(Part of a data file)
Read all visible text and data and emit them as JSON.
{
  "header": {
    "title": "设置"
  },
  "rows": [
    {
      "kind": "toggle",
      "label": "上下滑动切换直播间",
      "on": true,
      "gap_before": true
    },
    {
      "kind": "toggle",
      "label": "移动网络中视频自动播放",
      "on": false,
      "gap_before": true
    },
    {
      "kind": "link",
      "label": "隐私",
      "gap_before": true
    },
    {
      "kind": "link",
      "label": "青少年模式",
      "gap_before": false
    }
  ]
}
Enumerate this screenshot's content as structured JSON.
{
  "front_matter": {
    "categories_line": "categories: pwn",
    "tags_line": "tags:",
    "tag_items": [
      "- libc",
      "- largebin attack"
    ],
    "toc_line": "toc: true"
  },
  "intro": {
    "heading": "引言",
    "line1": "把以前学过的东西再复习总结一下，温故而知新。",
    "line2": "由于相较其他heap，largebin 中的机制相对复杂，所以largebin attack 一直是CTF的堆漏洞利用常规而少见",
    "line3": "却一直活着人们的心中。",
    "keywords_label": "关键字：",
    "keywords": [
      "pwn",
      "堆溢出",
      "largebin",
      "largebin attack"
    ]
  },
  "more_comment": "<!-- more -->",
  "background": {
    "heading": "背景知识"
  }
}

▶ _TASK DIRECTIONS_: Work through the records line by line and tally those with the word "attack". Report only the total.

▶ _EXERCISE SOLUTION_: 3